Please output every line of the material as it stands, without the pictures.
------ Dataset entries
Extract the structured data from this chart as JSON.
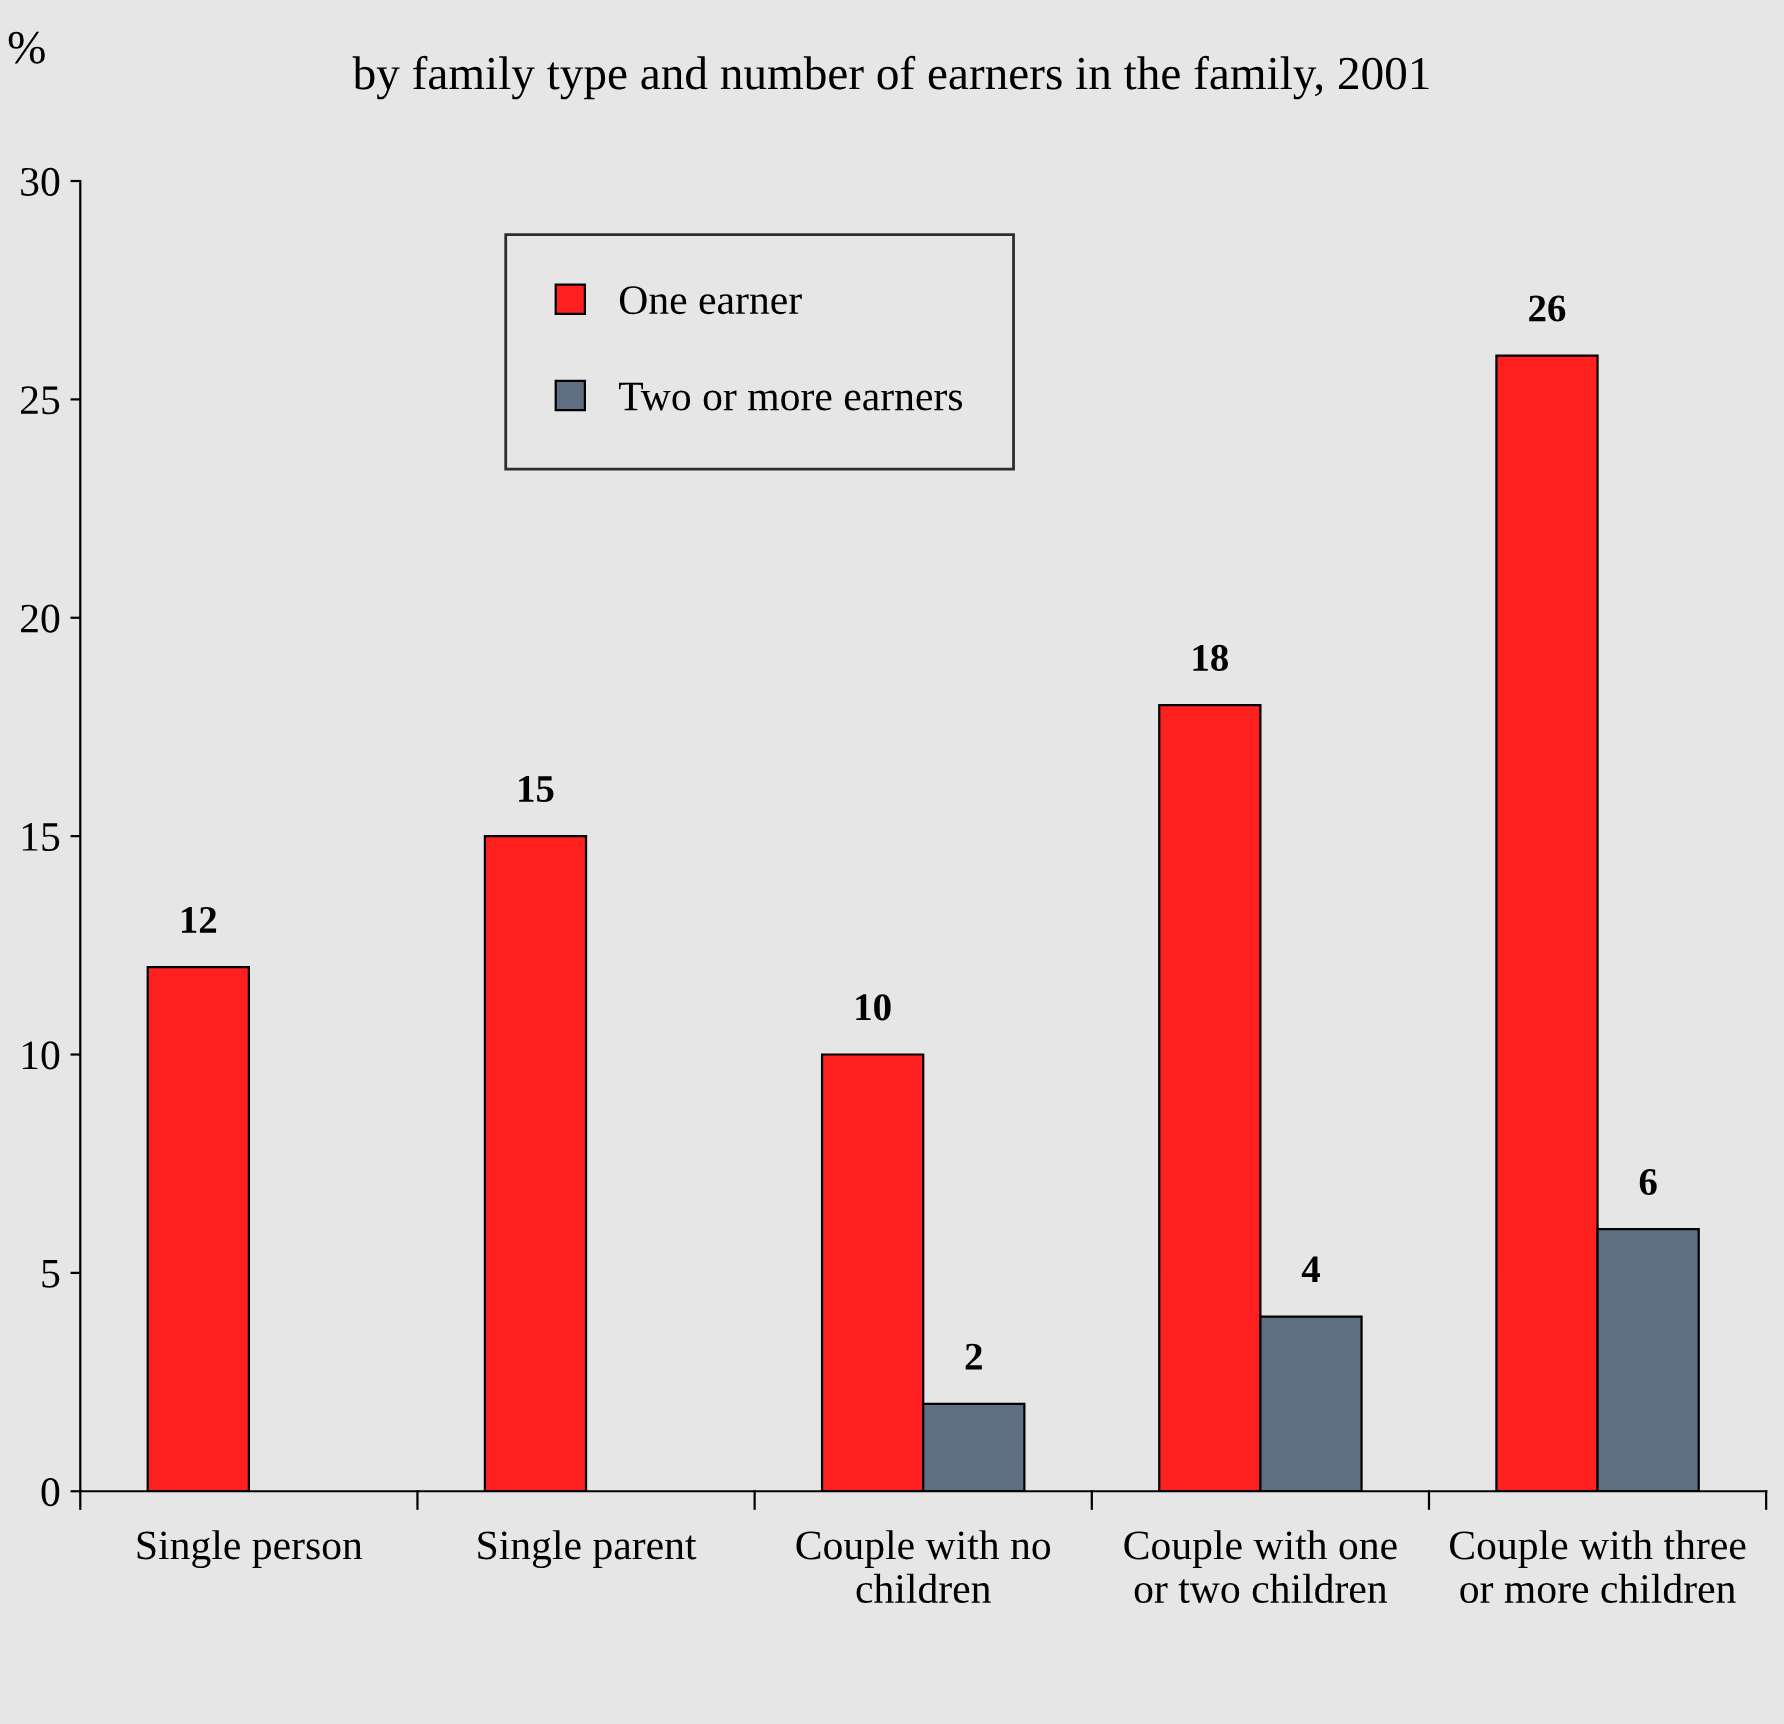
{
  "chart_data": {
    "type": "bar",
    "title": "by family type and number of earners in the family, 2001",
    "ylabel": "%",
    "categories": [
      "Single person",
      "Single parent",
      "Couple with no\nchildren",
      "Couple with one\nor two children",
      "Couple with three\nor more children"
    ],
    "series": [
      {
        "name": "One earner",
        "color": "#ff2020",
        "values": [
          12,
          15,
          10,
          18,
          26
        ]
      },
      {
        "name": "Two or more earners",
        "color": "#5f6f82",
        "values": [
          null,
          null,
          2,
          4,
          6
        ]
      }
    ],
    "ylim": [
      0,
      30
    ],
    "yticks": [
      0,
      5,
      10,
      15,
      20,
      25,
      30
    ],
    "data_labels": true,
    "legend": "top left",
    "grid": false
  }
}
------------
Output of the exercise:
Extract the structured data from this chart as JSON.
{
  "chart_data": {
    "type": "bar",
    "title": "by family type and number of earners in the family, 2001",
    "ylabel": "%",
    "categories": [
      "Single person",
      "Single parent",
      "Couple with no\nchildren",
      "Couple with one\nor two children",
      "Couple with three\nor more children"
    ],
    "series": [
      {
        "name": "One earner",
        "color": "#ff2020",
        "values": [
          12,
          15,
          10,
          18,
          26
        ]
      },
      {
        "name": "Two or more earners",
        "color": "#5f6f82",
        "values": [
          null,
          null,
          2,
          4,
          6
        ]
      }
    ],
    "ylim": [
      0,
      30
    ],
    "yticks": [
      0,
      5,
      10,
      15,
      20,
      25,
      30
    ],
    "data_labels": true,
    "legend": "top left",
    "grid": false
  }
}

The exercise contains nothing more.